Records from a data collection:
================
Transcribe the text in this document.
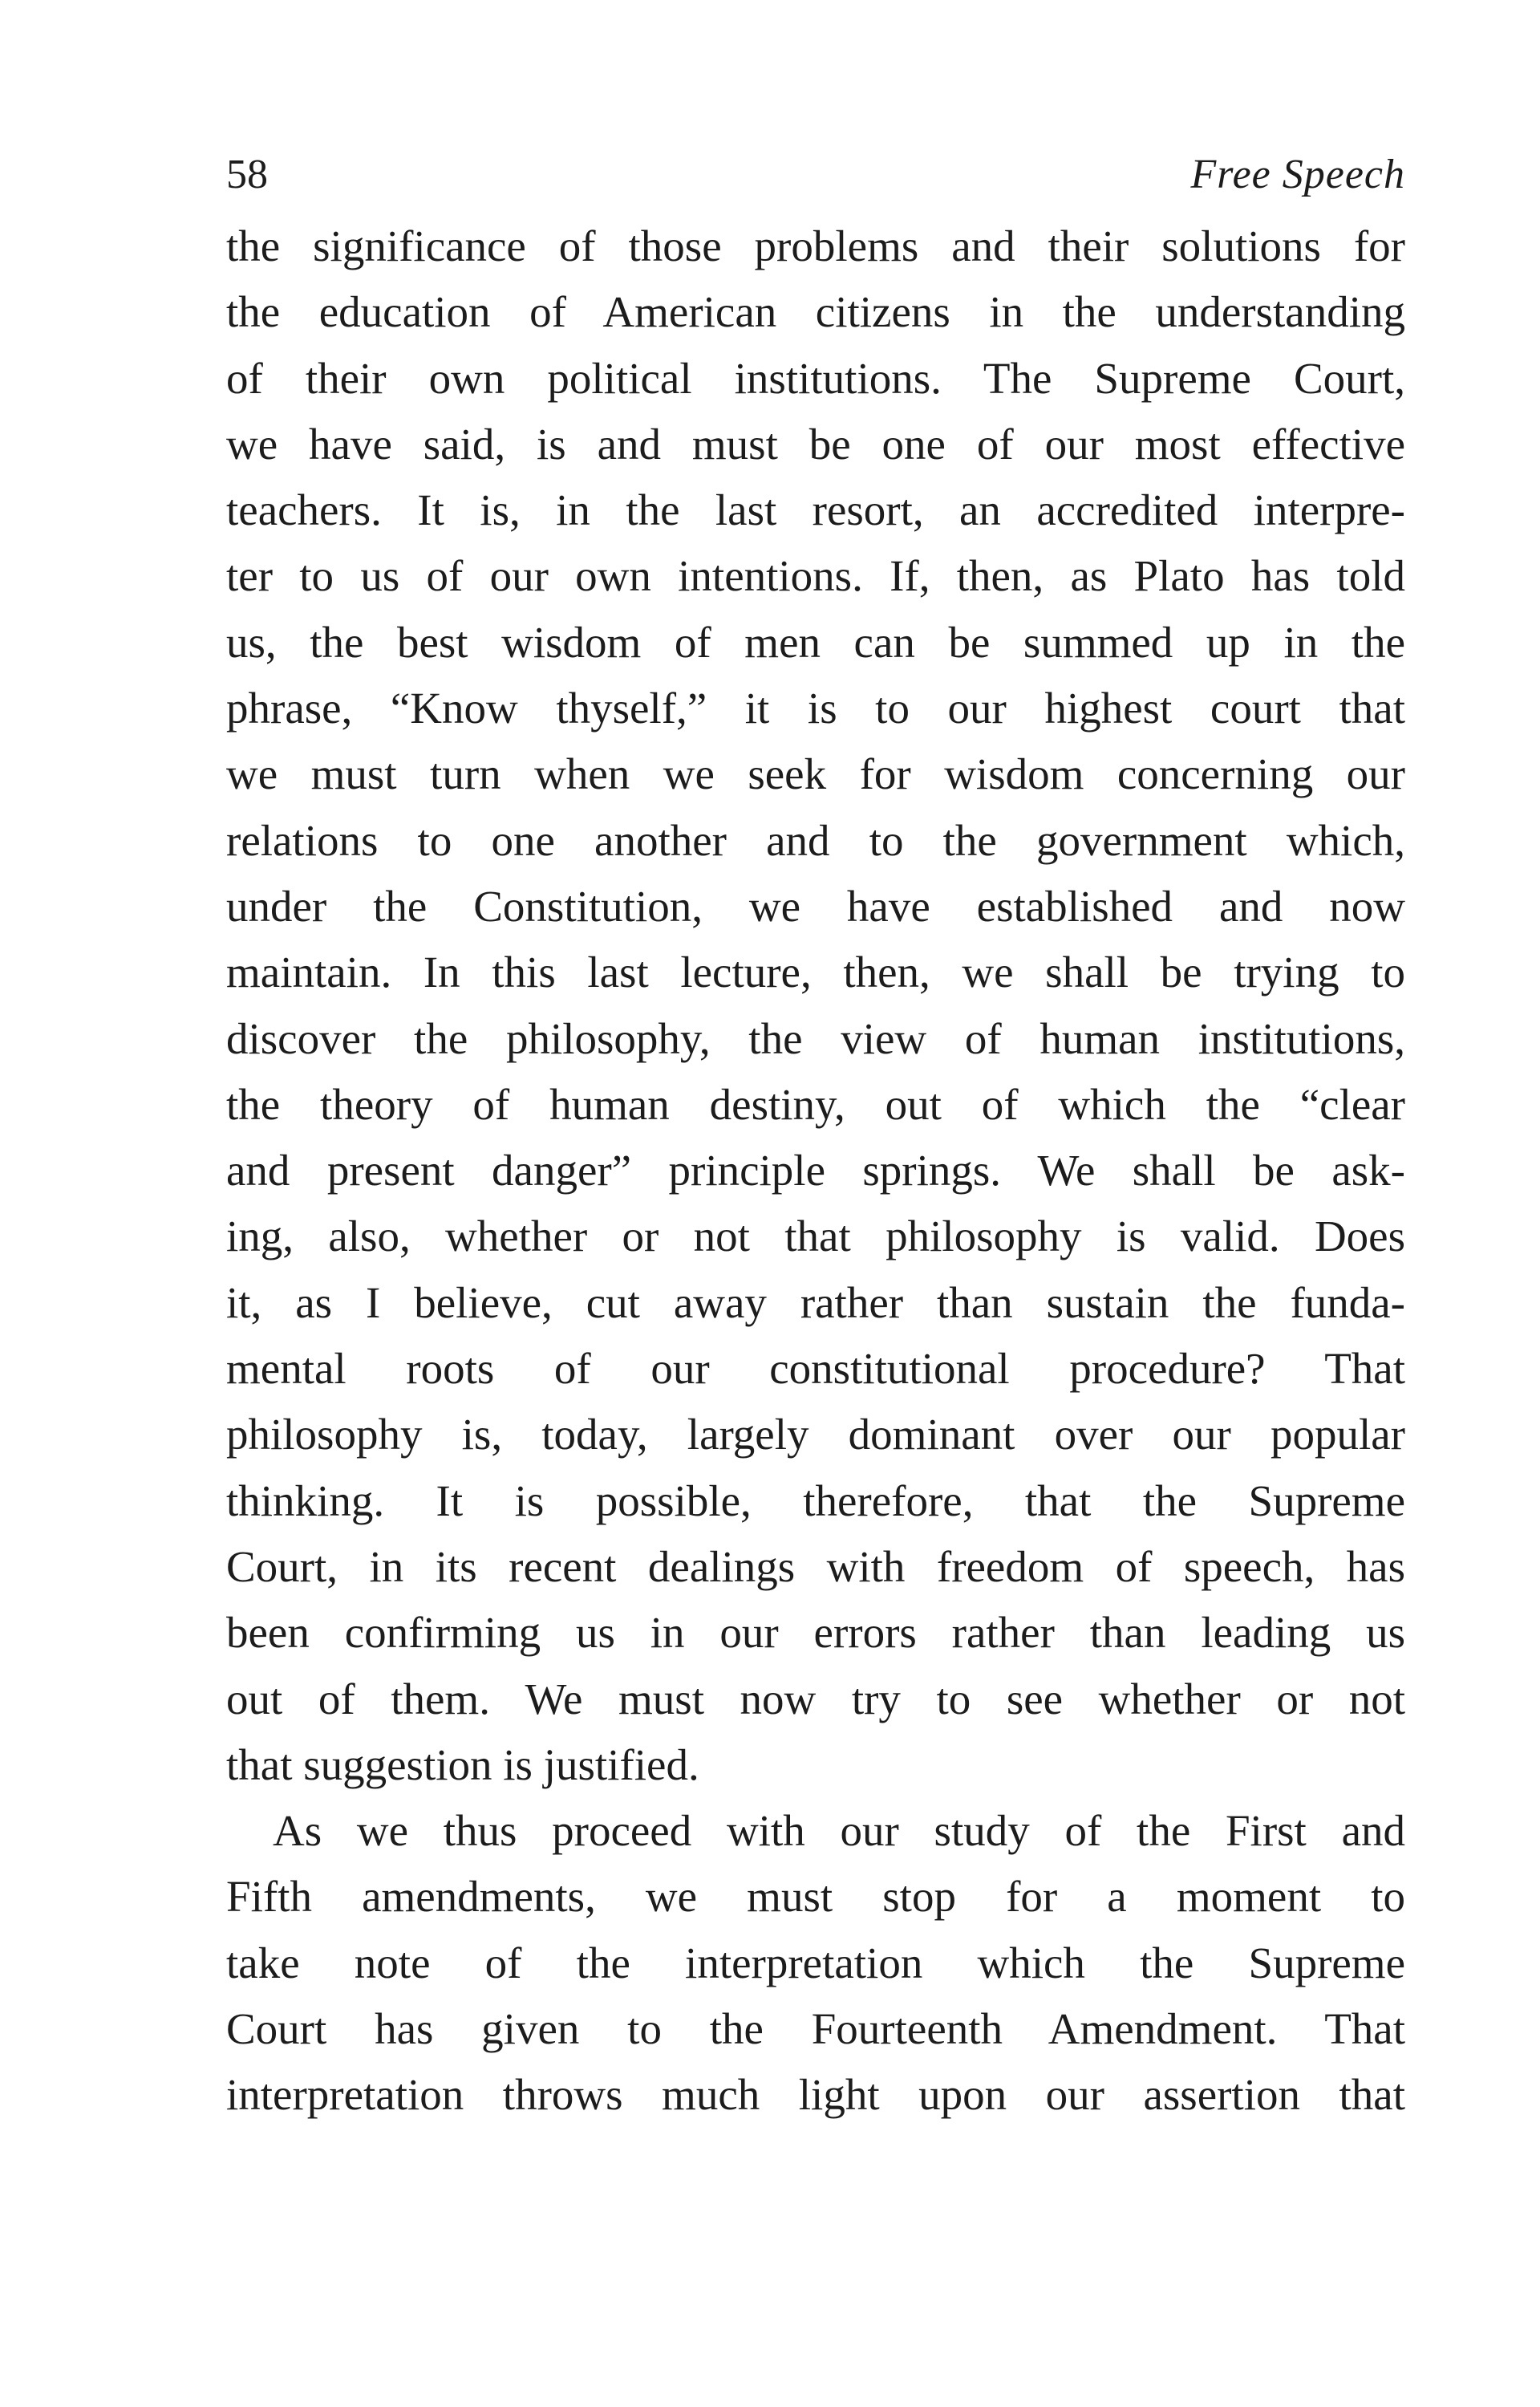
58	Free Speech
the significance of those problems and their solutions for
the education of American citizens in the understanding
of their own political institutions. The Supreme Court,
we have said, is and must be one of our most effective
teachers. It is, in the last resort, an accredited interpre-
ter to us of our own intentions. If, then, as Plato has told
us, the best wisdom of men can be summed up in the
phrase, “Know thyself,” it is to our highest court that
we must turn when we seek for wisdom concerning our
relations to one another and to the government which,
under the Constitution, we have established and now
maintain. In this last lecture, then, we shall be trying to
discover the philosophy, the view of human institutions,
the theory of human destiny, out of which the “clear
and present danger” principle springs. We shall be ask-
ing, also, whether or not that philosophy is valid. Does
it, as I believe, cut away rather than sustain the funda-
mental roots of our constitutional procedure? That
philosophy is, today, largely dominant over our popular
thinking. It is possible, therefore, that the Supreme
Court, in its recent dealings with freedom of speech, has
been confirming us in our errors rather than leading us
out of them. We must now try to see whether or not
that suggestion is justified.
As we thus proceed with our study of the First and
Fifth amendments, we must stop for a moment to
take note of the interpretation which the Supreme
Court has given to the Fourteenth Amendment. That
interpretation throws much light upon our assertion that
================
### Problem to solve
Pictures are to be left out; repeat all the remaining data exactly.

### Task result
Transcribe the text in this document.
58	Free Speech
the significance of those problems and their solutions for
the education of American citizens in the understanding
of their own political institutions. The Supreme Court,
we have said, is and must be one of our most effective
teachers. It is, in the last resort, an accredited interpre-
ter to us of our own intentions. If, then, as Plato has told
us, the best wisdom of men can be summed up in the
phrase, “Know thyself,” it is to our highest court that
we must turn when we seek for wisdom concerning our
relations to one another and to the government which,
under the Constitution, we have established and now
maintain. In this last lecture, then, we shall be trying to
discover the philosophy, the view of human institutions,
the theory of human destiny, out of which the “clear
and present danger” principle springs. We shall be ask-
ing, also, whether or not that philosophy is valid. Does
it, as I believe, cut away rather than sustain the funda-
mental roots of our constitutional procedure? That
philosophy is, today, largely dominant over our popular
thinking. It is possible, therefore, that the Supreme
Court, in its recent dealings with freedom of speech, has
been confirming us in our errors rather than leading us
out of them. We must now try to see whether or not
that suggestion is justified.
As we thus proceed with our study of the First and
Fifth amendments, we must stop for a moment to
take note of the interpretation which the Supreme
Court has given to the Fourteenth Amendment. That
interpretation throws much light upon our assertion that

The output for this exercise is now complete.